YOUR TASK:
Search the listing below for the word "color" and copy each line that holds it.

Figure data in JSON
● ● ● ●

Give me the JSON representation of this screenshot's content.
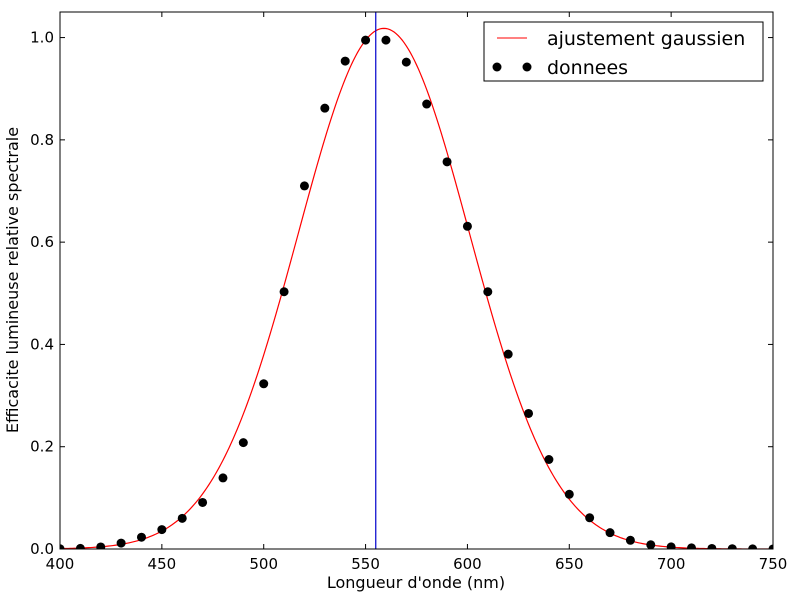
{
  "chart_data": {
    "type": "scatter",
    "title": "",
    "xlabel": "Longueur d'onde (nm)",
    "ylabel": "Efficacite lumineuse relative spectrale",
    "xlim": [
      400,
      750
    ],
    "ylim": [
      0,
      1.05
    ],
    "xticks": [
      400,
      450,
      500,
      550,
      600,
      650,
      700,
      750
    ],
    "yticks": [
      0.0,
      0.2,
      0.4,
      0.6,
      0.8,
      1.0
    ],
    "xtick_labels": [
      "400",
      "450",
      "500",
      "550",
      "600",
      "650",
      "700",
      "750"
    ],
    "ytick_labels": [
      "0.0",
      "0.2",
      "0.4",
      "0.6",
      "0.8",
      "1.0"
    ],
    "grid": false,
    "legend_position": "top-right",
    "vertical_line": {
      "x": 555,
      "color": "#0000cc"
    },
    "series": [
      {
        "name": "ajustement gaussien",
        "kind": "line",
        "color": "#ff0000",
        "model": {
          "amplitude": 1.018,
          "mean": 559,
          "sigma": 42
        }
      },
      {
        "name": "donnees",
        "kind": "points",
        "color": "#000000",
        "x": [
          400,
          410,
          420,
          430,
          440,
          450,
          460,
          470,
          480,
          490,
          500,
          510,
          520,
          530,
          540,
          550,
          560,
          570,
          580,
          590,
          600,
          610,
          620,
          630,
          640,
          650,
          660,
          670,
          680,
          690,
          700,
          710,
          720,
          730,
          740,
          750
        ],
        "y": [
          0.0004,
          0.0012,
          0.004,
          0.0116,
          0.023,
          0.038,
          0.06,
          0.091,
          0.139,
          0.208,
          0.323,
          0.503,
          0.71,
          0.862,
          0.954,
          0.995,
          0.995,
          0.952,
          0.87,
          0.757,
          0.631,
          0.503,
          0.381,
          0.265,
          0.175,
          0.107,
          0.061,
          0.032,
          0.017,
          0.0082,
          0.0041,
          0.0021,
          0.00105,
          0.00052,
          0.00025,
          0.00012
        ]
      }
    ]
  }
}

● ● ● ●

CORRECT OUTPUT:
      "color": "#0000cc"
        "color": "#ff0000",
        "color": "#000000",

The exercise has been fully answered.